:: Task prompt ::
Output the data that follows exactly, line for line.

[Stored data entries]
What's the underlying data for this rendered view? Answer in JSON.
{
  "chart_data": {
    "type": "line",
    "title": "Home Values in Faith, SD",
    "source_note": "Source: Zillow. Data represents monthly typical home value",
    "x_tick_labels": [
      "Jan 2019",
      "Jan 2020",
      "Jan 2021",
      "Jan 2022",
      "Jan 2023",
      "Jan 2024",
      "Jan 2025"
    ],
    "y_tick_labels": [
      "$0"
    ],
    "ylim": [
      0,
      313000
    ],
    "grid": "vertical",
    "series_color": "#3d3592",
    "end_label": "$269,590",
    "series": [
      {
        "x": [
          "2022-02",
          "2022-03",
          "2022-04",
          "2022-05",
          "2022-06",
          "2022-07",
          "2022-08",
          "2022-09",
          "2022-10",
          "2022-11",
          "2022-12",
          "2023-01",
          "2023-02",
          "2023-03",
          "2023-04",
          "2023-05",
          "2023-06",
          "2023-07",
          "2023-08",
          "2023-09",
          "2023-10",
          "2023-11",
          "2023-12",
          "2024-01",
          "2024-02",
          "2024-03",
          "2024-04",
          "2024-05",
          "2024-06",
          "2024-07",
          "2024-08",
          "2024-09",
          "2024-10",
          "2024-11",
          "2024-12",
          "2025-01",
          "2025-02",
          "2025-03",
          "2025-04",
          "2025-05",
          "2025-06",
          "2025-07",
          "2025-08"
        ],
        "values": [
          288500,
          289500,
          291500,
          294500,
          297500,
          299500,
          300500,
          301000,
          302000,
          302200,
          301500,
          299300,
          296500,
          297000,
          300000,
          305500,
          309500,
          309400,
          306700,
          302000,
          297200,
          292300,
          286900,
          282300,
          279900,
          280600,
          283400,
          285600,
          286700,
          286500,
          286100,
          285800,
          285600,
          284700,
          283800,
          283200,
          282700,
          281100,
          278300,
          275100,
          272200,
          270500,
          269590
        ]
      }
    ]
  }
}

:: Response for this exercise ::
What's the underlying data for this rendered view? Answer in JSON.
{
  "chart_data": {
    "type": "line",
    "title": "Home Values in Faith, SD",
    "source_note": "Source: Zillow. Data represents monthly typical home value",
    "x_tick_labels": [
      "Jan 2019",
      "Jan 2020",
      "Jan 2021",
      "Jan 2022",
      "Jan 2023",
      "Jan 2024",
      "Jan 2025"
    ],
    "y_tick_labels": [
      "$0"
    ],
    "ylim": [
      0,
      313000
    ],
    "grid": "vertical",
    "series_color": "#3d3592",
    "end_label": "$269,590",
    "series": [
      {
        "x": [
          "2022-02",
          "2022-03",
          "2022-04",
          "2022-05",
          "2022-06",
          "2022-07",
          "2022-08",
          "2022-09",
          "2022-10",
          "2022-11",
          "2022-12",
          "2023-01",
          "2023-02",
          "2023-03",
          "2023-04",
          "2023-05",
          "2023-06",
          "2023-07",
          "2023-08",
          "2023-09",
          "2023-10",
          "2023-11",
          "2023-12",
          "2024-01",
          "2024-02",
          "2024-03",
          "2024-04",
          "2024-05",
          "2024-06",
          "2024-07",
          "2024-08",
          "2024-09",
          "2024-10",
          "2024-11",
          "2024-12",
          "2025-01",
          "2025-02",
          "2025-03",
          "2025-04",
          "2025-05",
          "2025-06",
          "2025-07",
          "2025-08"
        ],
        "values": [
          288500,
          289500,
          291500,
          294500,
          297500,
          299500,
          300500,
          301000,
          302000,
          302200,
          301500,
          299300,
          296500,
          297000,
          300000,
          305500,
          309500,
          309400,
          306700,
          302000,
          297200,
          292300,
          286900,
          282300,
          279900,
          280600,
          283400,
          285600,
          286700,
          286500,
          286100,
          285800,
          285600,
          284700,
          283800,
          283200,
          282700,
          281100,
          278300,
          275100,
          272200,
          270500,
          269590
        ]
      }
    ]
  }
}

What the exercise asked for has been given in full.